- AIM OF THE EXERCISE:
Each record is to be transcribed exactly.

────────

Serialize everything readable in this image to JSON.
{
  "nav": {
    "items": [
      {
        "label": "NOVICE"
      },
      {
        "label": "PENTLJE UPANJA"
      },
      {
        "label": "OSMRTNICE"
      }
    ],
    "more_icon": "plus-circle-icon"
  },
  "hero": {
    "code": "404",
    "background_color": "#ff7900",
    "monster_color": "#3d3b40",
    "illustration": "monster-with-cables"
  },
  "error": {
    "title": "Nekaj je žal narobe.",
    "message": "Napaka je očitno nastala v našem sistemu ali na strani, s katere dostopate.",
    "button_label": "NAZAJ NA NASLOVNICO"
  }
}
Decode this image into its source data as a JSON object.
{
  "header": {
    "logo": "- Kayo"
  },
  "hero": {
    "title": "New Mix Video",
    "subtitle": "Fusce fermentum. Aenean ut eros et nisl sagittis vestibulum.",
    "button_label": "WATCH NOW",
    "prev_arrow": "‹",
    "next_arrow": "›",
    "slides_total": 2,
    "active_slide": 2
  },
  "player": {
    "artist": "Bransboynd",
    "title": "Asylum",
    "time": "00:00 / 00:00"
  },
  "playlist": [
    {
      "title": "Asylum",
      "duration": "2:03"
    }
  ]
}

────────

- TASK OUTPUT:
Serialize everything readable in this image to JSON.
{
  "nav": {
    "items": [
      {
        "label": "NOVICE"
      },
      {
        "label": "PENTLJE UPANJA"
      },
      {
        "label": "OSMRTNICE"
      }
    ],
    "more_icon": "plus-circle-icon"
  },
  "hero": {
    "code": "404",
    "background_color": "#ff7900",
    "monster_color": "#3d3b40",
    "illustration": "monster-with-cables"
  },
  "error": {
    "title": "Nekaj je žal narobe.",
    "message": "Napaka je očitno nastala v našem sistemu ali na strani, s katere dostopate.",
    "button_label": "NAZAJ NA NASLOVNICO"
  }
}
Decode this image into its source data as a JSON object.
{
  "header": {
    "logo": "- Kayo"
  },
  "hero": {
    "title": "New Mix Video",
    "subtitle": "Fusce fermentum. Aenean ut eros et nisl sagittis vestibulum.",
    "button_label": "WATCH NOW",
    "prev_arrow": "‹",
    "next_arrow": "›",
    "slides_total": 2,
    "active_slide": 2
  },
  "player": {
    "artist": "Bransboynd",
    "title": "Asylum",
    "time": "00:00 / 00:00"
  },
  "playlist": [
    {
      "title": "Asylum",
      "duration": "2:03"
    }
  ]
}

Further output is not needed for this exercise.